---------- Material shown

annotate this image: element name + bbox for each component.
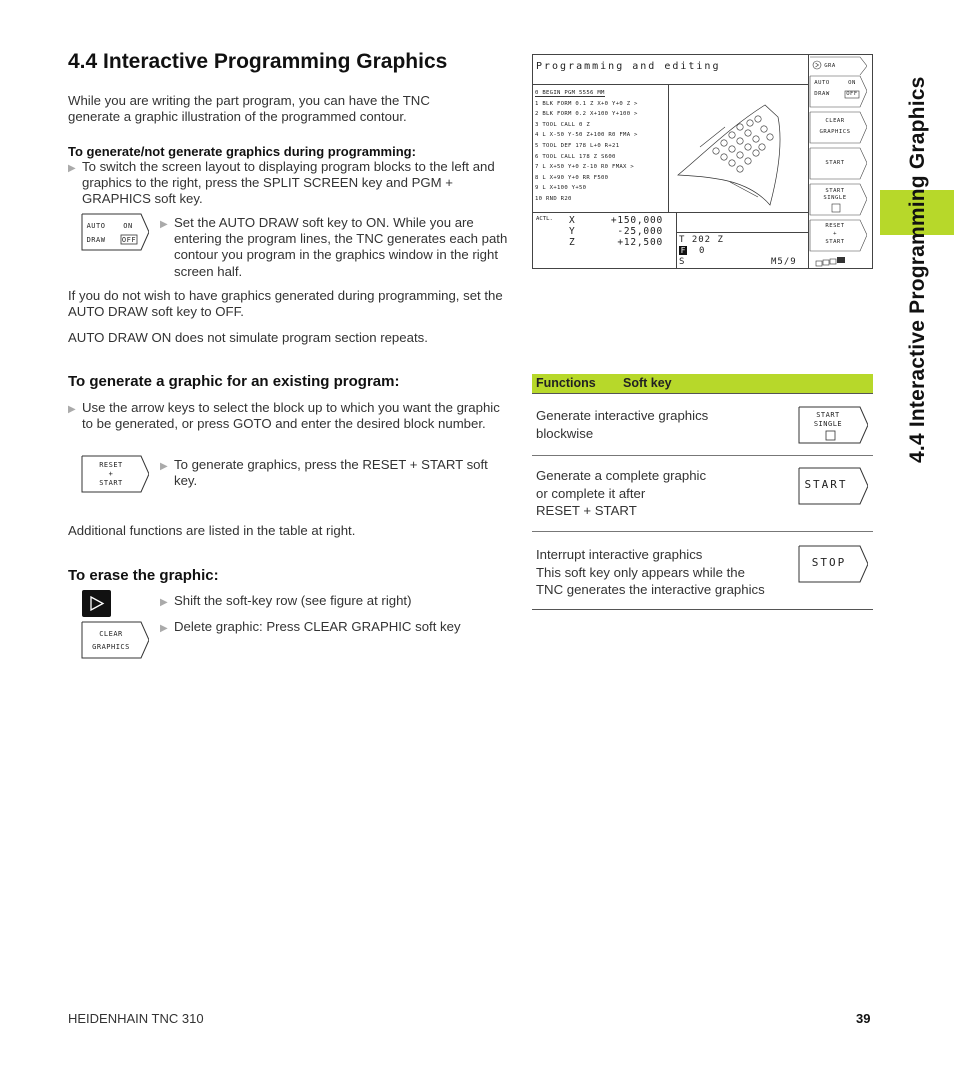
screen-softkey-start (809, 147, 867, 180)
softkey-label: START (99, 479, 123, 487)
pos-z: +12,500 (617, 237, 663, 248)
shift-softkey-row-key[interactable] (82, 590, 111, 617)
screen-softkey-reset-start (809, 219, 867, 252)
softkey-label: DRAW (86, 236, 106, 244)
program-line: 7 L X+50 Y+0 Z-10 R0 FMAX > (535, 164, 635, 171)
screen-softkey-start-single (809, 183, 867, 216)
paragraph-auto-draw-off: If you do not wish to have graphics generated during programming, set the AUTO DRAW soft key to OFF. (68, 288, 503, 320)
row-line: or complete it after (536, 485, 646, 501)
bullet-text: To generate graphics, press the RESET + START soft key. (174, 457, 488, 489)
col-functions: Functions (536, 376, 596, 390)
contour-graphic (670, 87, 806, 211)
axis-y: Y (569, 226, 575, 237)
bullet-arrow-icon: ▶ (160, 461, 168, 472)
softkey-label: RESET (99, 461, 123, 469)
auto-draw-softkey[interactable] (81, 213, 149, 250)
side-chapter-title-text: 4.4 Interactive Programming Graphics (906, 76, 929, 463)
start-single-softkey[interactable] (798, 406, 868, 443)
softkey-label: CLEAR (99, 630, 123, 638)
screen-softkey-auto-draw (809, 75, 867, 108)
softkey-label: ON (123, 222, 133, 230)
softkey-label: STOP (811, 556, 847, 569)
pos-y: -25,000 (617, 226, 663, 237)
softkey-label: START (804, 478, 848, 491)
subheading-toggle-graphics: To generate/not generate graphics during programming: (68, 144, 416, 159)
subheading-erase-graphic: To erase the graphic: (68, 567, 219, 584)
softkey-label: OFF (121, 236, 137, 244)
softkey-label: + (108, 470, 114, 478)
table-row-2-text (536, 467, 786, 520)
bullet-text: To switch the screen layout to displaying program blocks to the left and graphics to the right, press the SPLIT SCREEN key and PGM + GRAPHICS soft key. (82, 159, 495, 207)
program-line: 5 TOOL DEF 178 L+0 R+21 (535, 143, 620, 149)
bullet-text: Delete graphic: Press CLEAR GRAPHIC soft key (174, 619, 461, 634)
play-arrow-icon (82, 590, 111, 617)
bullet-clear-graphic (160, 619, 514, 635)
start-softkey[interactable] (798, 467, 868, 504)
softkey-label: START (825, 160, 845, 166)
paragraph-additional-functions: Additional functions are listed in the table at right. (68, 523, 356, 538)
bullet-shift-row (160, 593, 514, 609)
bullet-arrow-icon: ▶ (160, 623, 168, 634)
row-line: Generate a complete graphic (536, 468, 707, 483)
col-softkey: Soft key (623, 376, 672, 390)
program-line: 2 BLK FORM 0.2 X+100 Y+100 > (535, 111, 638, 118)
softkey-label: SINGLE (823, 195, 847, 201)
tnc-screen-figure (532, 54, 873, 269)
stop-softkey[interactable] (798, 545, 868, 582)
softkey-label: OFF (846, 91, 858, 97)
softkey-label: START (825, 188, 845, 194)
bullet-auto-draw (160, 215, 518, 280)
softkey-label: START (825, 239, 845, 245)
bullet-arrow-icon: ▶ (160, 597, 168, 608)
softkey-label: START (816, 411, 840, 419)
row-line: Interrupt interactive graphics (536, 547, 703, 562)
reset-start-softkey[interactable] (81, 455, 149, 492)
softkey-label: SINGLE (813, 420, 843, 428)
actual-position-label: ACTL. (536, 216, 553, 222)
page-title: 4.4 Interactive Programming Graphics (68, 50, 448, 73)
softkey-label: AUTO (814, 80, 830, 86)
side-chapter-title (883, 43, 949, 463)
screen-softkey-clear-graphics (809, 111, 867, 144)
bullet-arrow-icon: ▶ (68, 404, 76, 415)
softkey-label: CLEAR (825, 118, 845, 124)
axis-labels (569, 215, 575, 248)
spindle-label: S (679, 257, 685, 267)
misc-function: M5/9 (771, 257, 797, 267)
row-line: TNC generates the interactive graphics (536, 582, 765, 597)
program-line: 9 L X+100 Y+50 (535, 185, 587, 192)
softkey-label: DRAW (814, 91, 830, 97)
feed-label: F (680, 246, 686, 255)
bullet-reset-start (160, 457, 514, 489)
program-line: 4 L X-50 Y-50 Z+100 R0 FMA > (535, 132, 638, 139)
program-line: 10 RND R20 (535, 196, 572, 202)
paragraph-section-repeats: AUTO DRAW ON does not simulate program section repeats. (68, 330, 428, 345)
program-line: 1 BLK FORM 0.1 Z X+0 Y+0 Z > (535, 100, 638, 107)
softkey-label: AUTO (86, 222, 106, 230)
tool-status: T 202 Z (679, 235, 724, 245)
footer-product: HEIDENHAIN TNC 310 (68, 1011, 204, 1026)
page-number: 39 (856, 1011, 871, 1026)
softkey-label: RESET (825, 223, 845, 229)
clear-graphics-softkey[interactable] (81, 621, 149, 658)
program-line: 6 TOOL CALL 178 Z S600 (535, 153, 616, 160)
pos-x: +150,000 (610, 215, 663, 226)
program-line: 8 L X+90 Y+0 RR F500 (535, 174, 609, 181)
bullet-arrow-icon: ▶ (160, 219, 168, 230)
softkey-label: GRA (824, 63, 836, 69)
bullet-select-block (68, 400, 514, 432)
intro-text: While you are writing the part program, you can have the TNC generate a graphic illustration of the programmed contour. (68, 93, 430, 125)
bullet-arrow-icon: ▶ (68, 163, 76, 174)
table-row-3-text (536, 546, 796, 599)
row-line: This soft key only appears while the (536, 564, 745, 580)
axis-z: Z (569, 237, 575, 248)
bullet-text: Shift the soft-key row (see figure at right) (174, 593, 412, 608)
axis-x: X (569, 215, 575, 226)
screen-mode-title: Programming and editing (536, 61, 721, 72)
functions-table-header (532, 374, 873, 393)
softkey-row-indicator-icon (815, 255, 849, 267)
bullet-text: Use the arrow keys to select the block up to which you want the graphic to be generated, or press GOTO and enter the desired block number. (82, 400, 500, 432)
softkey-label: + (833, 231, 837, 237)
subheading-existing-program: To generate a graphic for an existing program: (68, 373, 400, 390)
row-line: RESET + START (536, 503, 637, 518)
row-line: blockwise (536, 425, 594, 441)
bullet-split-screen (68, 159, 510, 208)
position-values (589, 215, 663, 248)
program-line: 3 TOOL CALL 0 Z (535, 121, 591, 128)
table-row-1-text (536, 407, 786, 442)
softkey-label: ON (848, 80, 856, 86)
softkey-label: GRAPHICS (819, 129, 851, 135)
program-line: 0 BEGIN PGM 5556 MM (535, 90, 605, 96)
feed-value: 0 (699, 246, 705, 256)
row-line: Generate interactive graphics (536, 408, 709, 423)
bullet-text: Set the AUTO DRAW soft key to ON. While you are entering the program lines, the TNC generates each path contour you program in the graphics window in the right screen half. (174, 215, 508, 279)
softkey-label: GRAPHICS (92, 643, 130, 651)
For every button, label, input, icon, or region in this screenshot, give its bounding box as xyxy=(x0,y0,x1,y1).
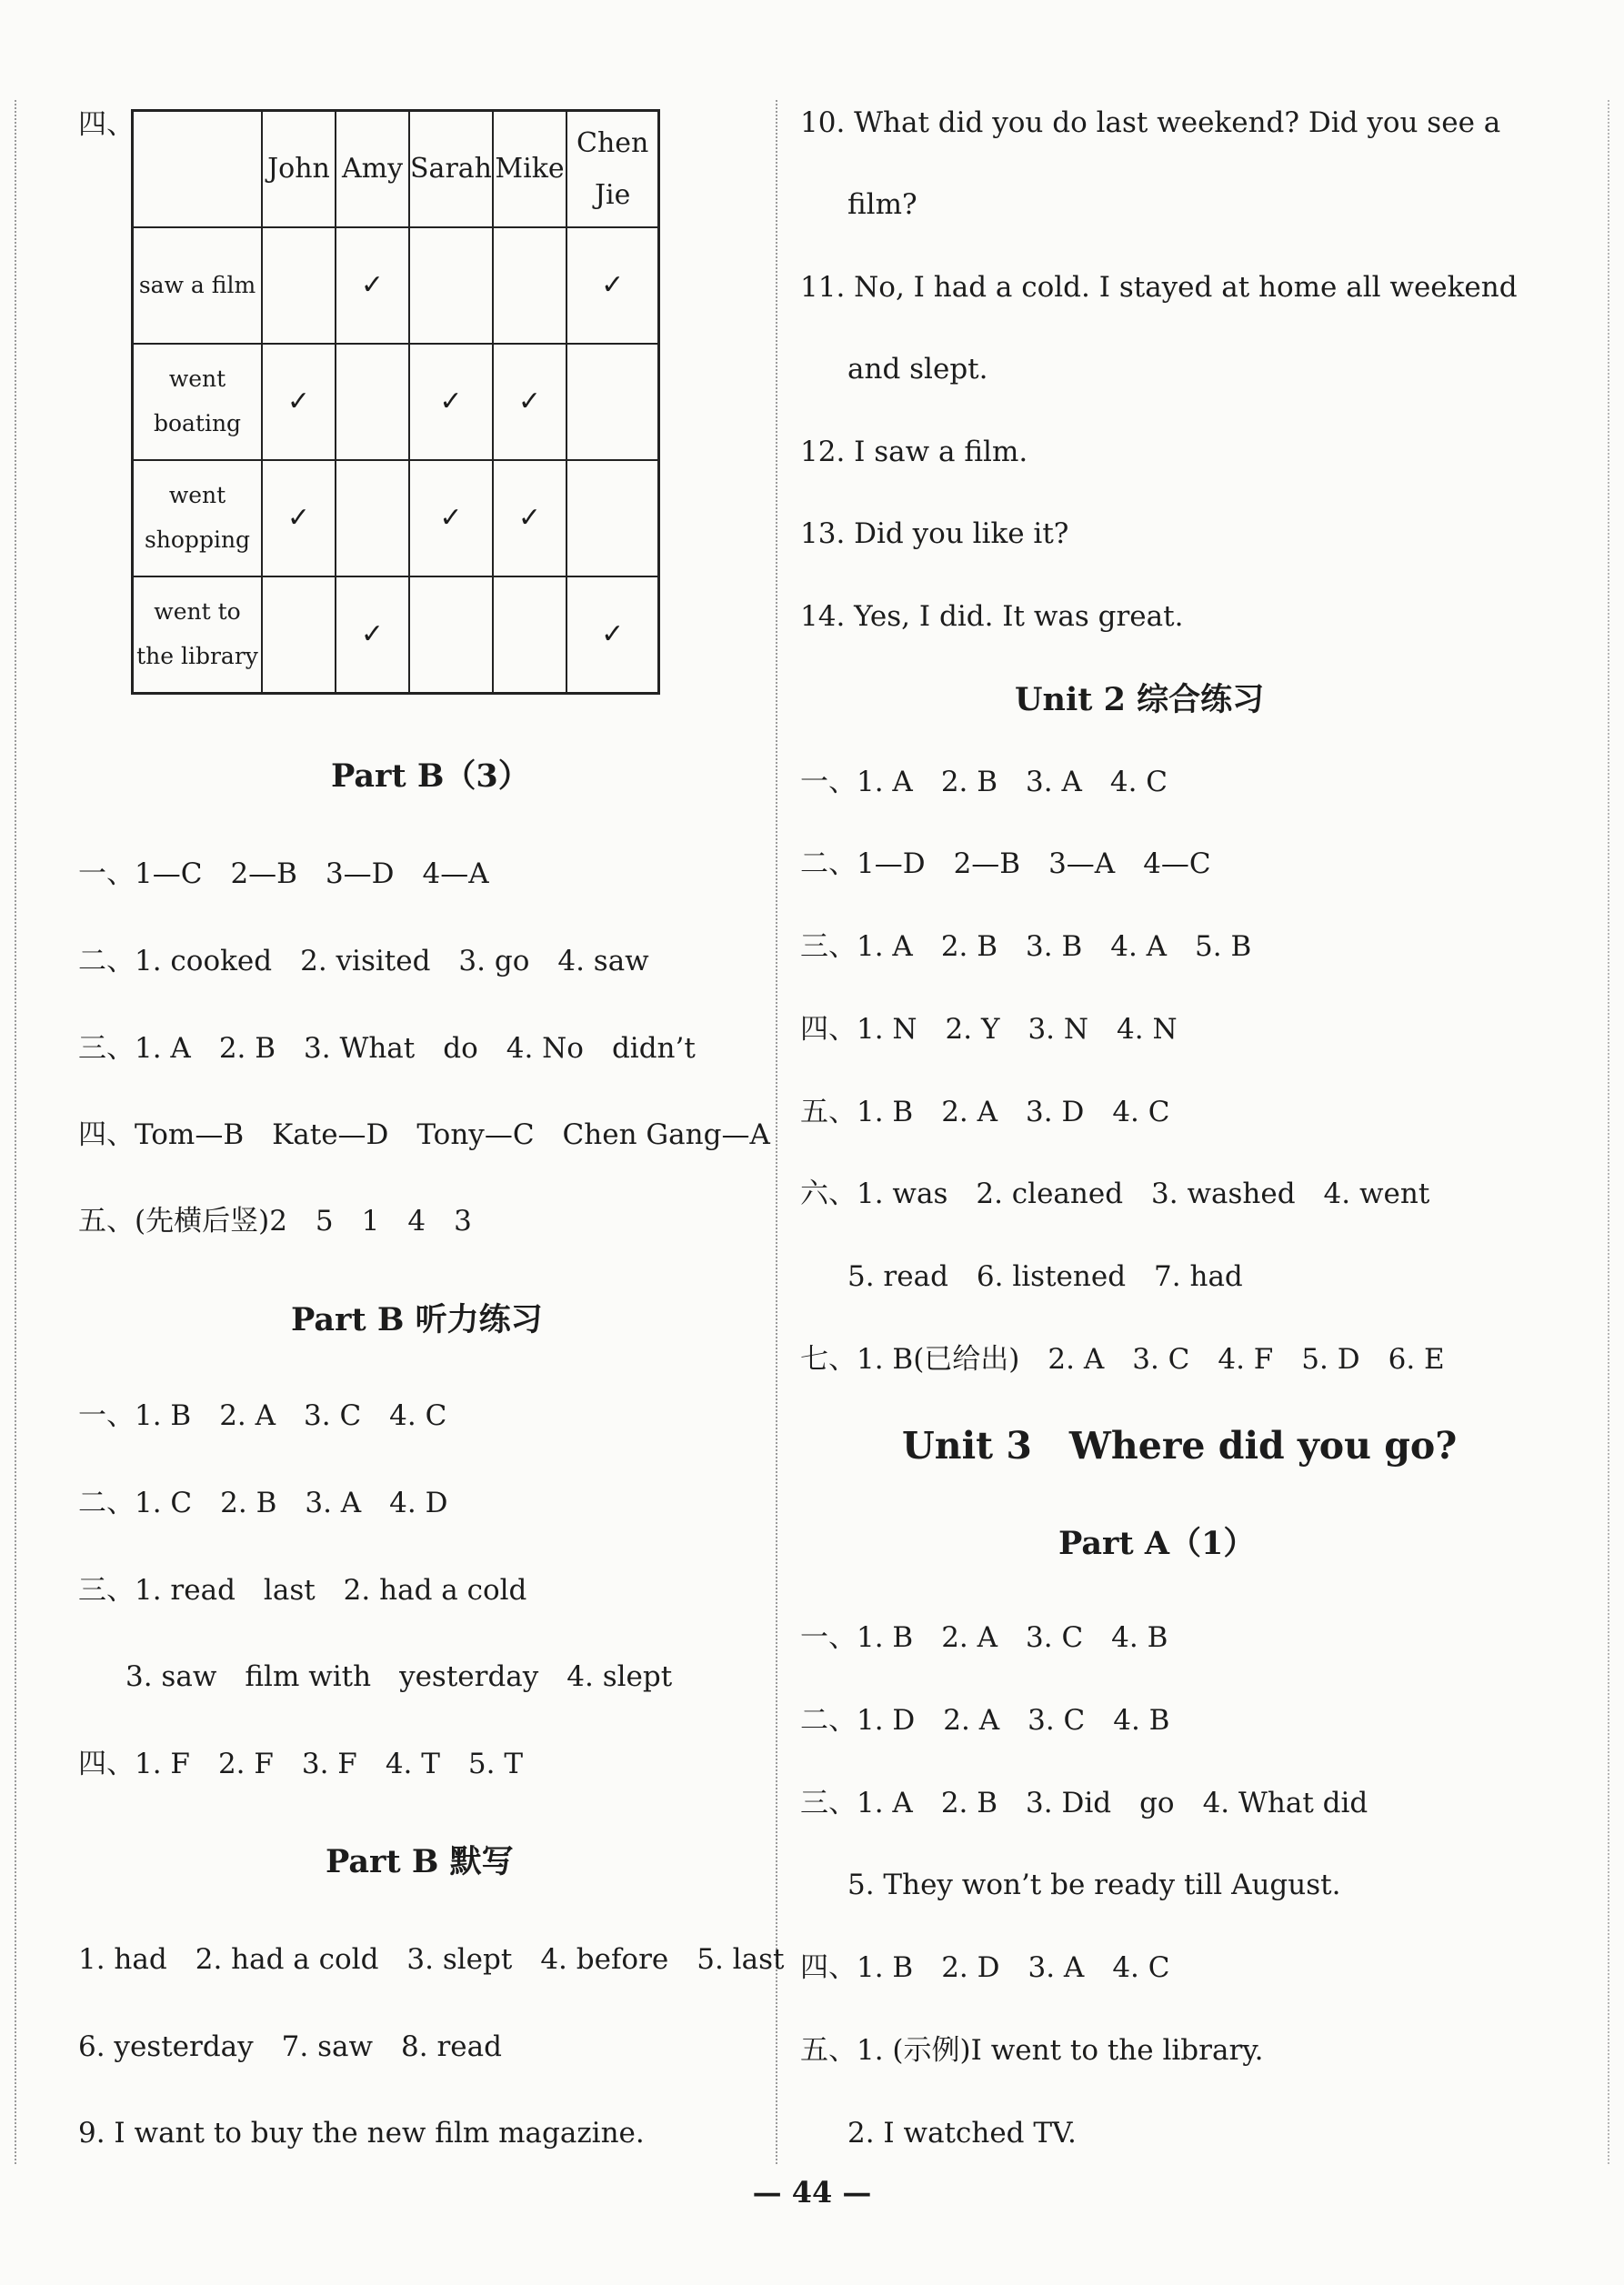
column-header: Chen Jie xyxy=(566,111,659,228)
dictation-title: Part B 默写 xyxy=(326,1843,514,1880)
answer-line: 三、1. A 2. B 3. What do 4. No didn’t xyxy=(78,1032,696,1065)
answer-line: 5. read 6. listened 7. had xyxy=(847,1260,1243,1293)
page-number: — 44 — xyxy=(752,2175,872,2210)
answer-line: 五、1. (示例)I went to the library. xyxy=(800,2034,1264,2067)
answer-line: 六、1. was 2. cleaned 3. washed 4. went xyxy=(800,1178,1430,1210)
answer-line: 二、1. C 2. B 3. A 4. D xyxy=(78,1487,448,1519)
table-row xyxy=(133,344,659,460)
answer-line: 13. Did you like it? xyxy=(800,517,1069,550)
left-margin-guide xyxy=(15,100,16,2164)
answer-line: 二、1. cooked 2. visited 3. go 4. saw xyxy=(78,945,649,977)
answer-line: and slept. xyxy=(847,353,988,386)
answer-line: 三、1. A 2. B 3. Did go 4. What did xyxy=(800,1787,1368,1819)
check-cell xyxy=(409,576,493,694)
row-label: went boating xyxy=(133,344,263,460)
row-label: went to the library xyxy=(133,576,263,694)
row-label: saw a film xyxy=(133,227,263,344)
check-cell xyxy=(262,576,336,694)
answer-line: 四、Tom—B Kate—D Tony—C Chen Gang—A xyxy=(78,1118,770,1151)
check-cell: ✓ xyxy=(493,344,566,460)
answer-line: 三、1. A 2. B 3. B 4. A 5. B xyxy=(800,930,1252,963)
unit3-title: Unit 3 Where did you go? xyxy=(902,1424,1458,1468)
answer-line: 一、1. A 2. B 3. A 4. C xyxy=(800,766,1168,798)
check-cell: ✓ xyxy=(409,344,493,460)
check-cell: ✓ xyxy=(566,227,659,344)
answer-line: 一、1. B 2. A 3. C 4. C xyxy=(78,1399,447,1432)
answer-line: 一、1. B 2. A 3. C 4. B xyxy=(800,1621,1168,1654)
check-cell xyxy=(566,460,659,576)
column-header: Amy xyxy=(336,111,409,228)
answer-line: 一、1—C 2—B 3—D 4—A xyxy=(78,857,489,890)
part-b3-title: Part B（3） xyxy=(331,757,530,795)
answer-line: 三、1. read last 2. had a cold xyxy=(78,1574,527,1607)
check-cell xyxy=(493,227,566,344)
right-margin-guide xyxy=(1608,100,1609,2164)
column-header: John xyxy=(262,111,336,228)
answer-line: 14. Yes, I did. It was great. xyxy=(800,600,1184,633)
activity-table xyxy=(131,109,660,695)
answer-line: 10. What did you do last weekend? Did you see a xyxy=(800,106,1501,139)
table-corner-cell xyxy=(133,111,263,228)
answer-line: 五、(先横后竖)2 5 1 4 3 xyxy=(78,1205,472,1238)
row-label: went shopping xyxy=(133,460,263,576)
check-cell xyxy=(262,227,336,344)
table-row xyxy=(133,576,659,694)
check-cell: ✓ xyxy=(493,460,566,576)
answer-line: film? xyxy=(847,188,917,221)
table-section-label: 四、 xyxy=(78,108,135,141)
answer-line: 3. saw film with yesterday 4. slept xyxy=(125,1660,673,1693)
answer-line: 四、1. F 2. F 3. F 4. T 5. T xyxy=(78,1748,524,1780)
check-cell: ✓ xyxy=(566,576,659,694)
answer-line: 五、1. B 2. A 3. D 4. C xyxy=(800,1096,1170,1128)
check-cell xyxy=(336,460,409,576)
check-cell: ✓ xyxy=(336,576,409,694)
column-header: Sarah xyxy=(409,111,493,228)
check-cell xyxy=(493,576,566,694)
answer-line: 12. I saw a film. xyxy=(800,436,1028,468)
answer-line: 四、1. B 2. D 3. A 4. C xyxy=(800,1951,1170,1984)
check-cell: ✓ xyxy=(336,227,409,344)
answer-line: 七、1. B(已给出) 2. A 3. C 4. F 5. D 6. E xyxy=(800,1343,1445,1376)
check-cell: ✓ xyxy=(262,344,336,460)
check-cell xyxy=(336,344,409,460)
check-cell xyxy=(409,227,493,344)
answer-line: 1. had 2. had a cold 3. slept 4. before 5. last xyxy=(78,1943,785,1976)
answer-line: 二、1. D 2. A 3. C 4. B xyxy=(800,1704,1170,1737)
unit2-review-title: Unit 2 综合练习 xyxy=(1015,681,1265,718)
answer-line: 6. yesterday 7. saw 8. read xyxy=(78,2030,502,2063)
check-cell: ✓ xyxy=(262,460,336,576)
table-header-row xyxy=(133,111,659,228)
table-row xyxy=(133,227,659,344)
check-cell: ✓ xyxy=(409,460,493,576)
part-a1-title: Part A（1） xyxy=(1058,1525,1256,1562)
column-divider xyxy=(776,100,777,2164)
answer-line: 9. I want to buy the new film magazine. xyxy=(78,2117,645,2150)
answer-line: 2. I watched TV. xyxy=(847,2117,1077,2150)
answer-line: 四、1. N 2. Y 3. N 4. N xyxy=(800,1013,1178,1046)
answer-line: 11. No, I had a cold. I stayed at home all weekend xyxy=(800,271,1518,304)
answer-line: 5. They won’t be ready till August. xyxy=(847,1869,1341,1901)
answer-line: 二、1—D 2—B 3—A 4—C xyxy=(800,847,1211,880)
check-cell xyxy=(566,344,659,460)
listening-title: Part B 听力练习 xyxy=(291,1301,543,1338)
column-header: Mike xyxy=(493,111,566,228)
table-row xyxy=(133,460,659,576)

--------------------

Written task:
Quote the rows above verbatim, from the one containing "column-header: Chen Jie" through the one containing "row-label: saw a film xyxy=(133,227,263,344)".

Full response:
column-header: Chen Jie xyxy=(566,111,659,228)
dictation-title: Part B 默写 xyxy=(326,1843,514,1880)
answer-line: 三、1. A 2. B 3. What do 4. No didn’t xyxy=(78,1032,696,1065)
answer-line: 5. read 6. listened 7. had xyxy=(847,1260,1243,1293)
page-number: — 44 — xyxy=(752,2175,872,2210)
answer-line: 五、1. (示例)I went to the library. xyxy=(800,2034,1264,2067)
answer-line: 六、1. was 2. cleaned 3. washed 4. went xyxy=(800,1178,1430,1210)
answer-line: 二、1. C 2. B 3. A 4. D xyxy=(78,1487,448,1519)
table-row xyxy=(133,344,659,460)
answer-line: 13. Did you like it? xyxy=(800,517,1069,550)
left-margin-guide xyxy=(15,100,16,2164)
answer-line: 二、1. cooked 2. visited 3. go 4. saw xyxy=(78,945,649,977)
answer-line: and slept. xyxy=(847,353,988,386)
answer-line: 三、1. A 2. B 3. Did go 4. What did xyxy=(800,1787,1368,1819)
check-cell xyxy=(409,576,493,694)
row-label: went boating xyxy=(133,344,263,460)
row-label: went to the library xyxy=(133,576,263,694)
row-label: saw a film xyxy=(133,227,263,344)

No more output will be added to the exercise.